Extracted data entries

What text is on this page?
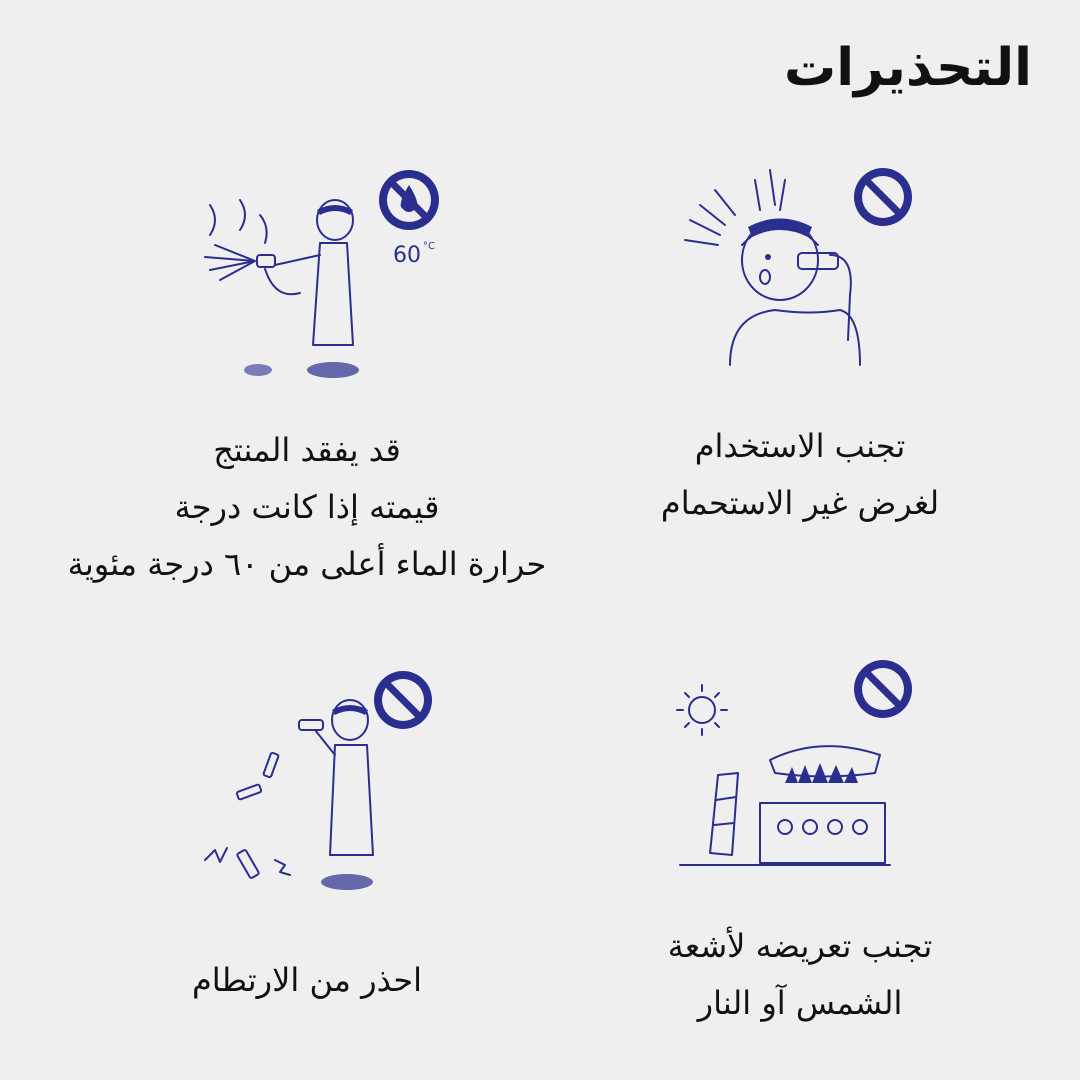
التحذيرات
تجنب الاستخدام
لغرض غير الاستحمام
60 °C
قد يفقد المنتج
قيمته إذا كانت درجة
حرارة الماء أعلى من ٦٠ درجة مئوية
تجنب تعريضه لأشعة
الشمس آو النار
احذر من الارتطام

WHAT NEEDS TO BE DONE
Quote each entry above verbatim and drop the pictures.

RESULT
What text is on this page?
التحذيرات
تجنب الاستخدام
لغرض غير الاستحمام
60 °C
قد يفقد المنتج
قيمته إذا كانت درجة
حرارة الماء أعلى من ٦٠ درجة مئوية
تجنب تعريضه لأشعة
الشمس آو النار
احذر من الارتطام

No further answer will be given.